Description of the task
For every line in the data below that contains "label", copy the line.

--- Supplied records ---

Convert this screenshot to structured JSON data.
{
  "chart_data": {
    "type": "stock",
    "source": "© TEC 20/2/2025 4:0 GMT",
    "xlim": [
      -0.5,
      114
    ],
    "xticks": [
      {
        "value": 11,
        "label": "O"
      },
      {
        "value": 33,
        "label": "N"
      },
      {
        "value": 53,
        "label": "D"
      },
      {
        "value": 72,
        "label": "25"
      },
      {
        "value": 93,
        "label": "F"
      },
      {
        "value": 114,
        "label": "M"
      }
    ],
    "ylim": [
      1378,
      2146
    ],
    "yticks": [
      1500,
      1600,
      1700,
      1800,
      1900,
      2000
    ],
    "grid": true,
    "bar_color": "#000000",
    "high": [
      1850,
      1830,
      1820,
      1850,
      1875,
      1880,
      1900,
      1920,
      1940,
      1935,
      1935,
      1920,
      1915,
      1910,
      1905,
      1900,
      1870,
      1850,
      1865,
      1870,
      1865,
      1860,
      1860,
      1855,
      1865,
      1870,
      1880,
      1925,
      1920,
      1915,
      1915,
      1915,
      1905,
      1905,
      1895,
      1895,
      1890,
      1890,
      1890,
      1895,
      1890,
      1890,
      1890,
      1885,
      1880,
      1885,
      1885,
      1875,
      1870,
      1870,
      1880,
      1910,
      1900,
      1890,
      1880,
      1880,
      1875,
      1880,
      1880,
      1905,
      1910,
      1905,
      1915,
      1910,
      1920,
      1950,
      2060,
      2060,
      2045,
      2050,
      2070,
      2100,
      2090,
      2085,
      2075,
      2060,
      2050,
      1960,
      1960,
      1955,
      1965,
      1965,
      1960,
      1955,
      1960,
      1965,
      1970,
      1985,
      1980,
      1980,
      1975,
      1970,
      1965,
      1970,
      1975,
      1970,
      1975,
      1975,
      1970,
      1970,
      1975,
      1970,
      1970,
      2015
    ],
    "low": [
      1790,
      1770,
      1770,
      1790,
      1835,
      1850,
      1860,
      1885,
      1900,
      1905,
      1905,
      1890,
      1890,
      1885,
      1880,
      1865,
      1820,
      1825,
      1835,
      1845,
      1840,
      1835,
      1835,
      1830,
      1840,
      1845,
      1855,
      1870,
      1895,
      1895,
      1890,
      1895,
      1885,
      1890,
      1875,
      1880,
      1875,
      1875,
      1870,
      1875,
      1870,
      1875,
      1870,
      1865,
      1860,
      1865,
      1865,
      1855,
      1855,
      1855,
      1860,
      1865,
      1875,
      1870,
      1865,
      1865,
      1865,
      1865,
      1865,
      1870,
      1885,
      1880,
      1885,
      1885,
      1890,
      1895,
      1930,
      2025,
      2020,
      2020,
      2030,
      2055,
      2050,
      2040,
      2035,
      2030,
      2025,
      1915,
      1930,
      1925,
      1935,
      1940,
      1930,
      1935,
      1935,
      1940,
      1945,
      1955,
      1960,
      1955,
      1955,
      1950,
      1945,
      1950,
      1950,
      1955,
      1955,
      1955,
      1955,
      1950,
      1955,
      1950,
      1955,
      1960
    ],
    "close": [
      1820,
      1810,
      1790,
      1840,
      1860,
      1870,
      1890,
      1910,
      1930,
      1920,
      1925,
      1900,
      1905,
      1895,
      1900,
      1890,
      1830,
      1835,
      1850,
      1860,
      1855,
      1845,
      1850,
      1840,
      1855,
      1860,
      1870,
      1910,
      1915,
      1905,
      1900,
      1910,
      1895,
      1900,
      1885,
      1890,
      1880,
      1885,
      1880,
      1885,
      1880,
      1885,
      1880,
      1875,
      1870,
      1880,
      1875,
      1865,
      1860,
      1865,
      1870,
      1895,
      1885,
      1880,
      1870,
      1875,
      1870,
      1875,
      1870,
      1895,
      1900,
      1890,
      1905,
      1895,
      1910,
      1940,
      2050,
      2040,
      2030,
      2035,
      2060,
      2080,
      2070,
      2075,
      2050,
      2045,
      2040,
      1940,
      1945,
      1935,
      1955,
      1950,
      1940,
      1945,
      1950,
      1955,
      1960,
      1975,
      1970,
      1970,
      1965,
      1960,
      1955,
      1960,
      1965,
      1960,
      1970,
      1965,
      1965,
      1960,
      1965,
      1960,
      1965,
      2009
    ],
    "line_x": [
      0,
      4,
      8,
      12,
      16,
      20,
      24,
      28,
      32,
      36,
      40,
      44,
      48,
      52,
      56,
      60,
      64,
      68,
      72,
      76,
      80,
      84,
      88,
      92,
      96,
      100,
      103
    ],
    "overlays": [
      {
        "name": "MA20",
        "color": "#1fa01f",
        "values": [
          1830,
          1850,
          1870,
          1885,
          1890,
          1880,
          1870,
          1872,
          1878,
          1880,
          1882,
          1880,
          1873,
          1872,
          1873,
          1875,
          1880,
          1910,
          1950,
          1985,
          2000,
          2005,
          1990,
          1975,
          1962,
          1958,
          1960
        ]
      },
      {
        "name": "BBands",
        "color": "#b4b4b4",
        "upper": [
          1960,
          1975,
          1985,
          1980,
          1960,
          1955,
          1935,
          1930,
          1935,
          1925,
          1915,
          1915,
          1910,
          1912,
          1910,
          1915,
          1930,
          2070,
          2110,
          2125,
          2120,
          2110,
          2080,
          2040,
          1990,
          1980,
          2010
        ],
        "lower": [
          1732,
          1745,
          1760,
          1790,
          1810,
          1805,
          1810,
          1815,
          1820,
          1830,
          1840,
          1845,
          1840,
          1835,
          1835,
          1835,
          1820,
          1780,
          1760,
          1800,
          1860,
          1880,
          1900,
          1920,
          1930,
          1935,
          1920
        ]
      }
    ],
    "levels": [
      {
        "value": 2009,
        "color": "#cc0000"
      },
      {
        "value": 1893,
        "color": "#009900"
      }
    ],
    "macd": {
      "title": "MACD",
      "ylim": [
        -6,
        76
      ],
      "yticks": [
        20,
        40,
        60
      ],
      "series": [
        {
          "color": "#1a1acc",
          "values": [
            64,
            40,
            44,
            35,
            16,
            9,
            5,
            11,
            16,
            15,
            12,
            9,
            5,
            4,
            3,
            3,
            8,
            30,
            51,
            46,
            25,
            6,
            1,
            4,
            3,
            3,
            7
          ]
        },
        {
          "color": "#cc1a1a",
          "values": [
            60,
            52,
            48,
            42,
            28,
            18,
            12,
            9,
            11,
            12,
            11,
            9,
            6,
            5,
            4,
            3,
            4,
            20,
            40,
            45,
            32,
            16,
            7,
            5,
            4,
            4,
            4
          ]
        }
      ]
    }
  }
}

---

Full output
        "label": "O"
        "label": "N"
        "label": "D"
        "label": "25"
        "label": "F"
        "label": "M"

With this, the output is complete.